--- START ---

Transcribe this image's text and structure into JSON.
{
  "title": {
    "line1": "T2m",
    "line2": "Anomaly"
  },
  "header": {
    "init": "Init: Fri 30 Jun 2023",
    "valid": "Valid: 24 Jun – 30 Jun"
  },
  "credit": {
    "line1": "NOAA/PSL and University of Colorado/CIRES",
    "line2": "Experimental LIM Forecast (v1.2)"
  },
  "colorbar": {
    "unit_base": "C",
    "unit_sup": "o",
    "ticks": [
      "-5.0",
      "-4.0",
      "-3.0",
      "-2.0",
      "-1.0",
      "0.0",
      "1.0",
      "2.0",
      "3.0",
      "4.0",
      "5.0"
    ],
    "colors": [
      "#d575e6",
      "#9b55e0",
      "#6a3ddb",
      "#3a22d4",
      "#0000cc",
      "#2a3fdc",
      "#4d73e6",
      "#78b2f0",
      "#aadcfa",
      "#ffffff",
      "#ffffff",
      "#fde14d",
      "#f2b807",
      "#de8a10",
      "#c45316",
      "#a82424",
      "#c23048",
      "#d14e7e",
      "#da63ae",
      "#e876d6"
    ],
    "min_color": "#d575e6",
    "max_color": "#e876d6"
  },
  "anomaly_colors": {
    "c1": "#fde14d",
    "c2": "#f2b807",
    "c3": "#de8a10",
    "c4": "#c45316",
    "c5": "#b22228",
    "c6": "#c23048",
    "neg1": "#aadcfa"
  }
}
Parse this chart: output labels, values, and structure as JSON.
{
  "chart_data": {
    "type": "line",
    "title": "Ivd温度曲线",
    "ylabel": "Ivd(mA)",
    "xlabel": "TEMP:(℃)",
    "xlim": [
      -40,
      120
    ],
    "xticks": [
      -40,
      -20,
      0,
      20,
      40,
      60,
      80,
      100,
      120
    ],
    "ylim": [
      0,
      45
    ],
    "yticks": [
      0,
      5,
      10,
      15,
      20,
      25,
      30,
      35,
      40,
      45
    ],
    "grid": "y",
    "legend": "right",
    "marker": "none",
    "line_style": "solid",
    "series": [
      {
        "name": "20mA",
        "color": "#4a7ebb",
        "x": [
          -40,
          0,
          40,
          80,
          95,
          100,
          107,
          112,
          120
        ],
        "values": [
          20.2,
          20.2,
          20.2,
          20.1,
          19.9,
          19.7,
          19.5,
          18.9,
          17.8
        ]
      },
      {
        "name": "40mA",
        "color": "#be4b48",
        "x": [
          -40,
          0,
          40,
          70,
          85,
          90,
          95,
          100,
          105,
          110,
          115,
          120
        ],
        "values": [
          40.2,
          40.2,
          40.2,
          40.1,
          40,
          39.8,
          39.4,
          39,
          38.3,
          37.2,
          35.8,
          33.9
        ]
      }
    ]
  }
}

--- END ---

Write out the records shown above, exactly as they appear.

Transcribe this image's text and structure into JSON.
{
  "title": {
    "line1": "T2m",
    "line2": "Anomaly"
  },
  "header": {
    "init": "Init: Fri 30 Jun 2023",
    "valid": "Valid: 24 Jun – 30 Jun"
  },
  "credit": {
    "line1": "NOAA/PSL and University of Colorado/CIRES",
    "line2": "Experimental LIM Forecast (v1.2)"
  },
  "colorbar": {
    "unit_base": "C",
    "unit_sup": "o",
    "ticks": [
      "-5.0",
      "-4.0",
      "-3.0",
      "-2.0",
      "-1.0",
      "0.0",
      "1.0",
      "2.0",
      "3.0",
      "4.0",
      "5.0"
    ],
    "colors": [
      "#d575e6",
      "#9b55e0",
      "#6a3ddb",
      "#3a22d4",
      "#0000cc",
      "#2a3fdc",
      "#4d73e6",
      "#78b2f0",
      "#aadcfa",
      "#ffffff",
      "#ffffff",
      "#fde14d",
      "#f2b807",
      "#de8a10",
      "#c45316",
      "#a82424",
      "#c23048",
      "#d14e7e",
      "#da63ae",
      "#e876d6"
    ],
    "min_color": "#d575e6",
    "max_color": "#e876d6"
  },
  "anomaly_colors": {
    "c1": "#fde14d",
    "c2": "#f2b807",
    "c3": "#de8a10",
    "c4": "#c45316",
    "c5": "#b22228",
    "c6": "#c23048",
    "neg1": "#aadcfa"
  }
}
Parse this chart: output labels, values, and structure as JSON.
{
  "chart_data": {
    "type": "line",
    "title": "Ivd温度曲线",
    "ylabel": "Ivd(mA)",
    "xlabel": "TEMP:(℃)",
    "xlim": [
      -40,
      120
    ],
    "xticks": [
      -40,
      -20,
      0,
      20,
      40,
      60,
      80,
      100,
      120
    ],
    "ylim": [
      0,
      45
    ],
    "yticks": [
      0,
      5,
      10,
      15,
      20,
      25,
      30,
      35,
      40,
      45
    ],
    "grid": "y",
    "legend": "right",
    "marker": "none",
    "line_style": "solid",
    "series": [
      {
        "name": "20mA",
        "color": "#4a7ebb",
        "x": [
          -40,
          0,
          40,
          80,
          95,
          100,
          107,
          112,
          120
        ],
        "values": [
          20.2,
          20.2,
          20.2,
          20.1,
          19.9,
          19.7,
          19.5,
          18.9,
          17.8
        ]
      },
      {
        "name": "40mA",
        "color": "#be4b48",
        "x": [
          -40,
          0,
          40,
          70,
          85,
          90,
          95,
          100,
          105,
          110,
          115,
          120
        ],
        "values": [
          40.2,
          40.2,
          40.2,
          40.1,
          40,
          39.8,
          39.4,
          39,
          38.3,
          37.2,
          35.8,
          33.9
        ]
      }
    ]
  }
}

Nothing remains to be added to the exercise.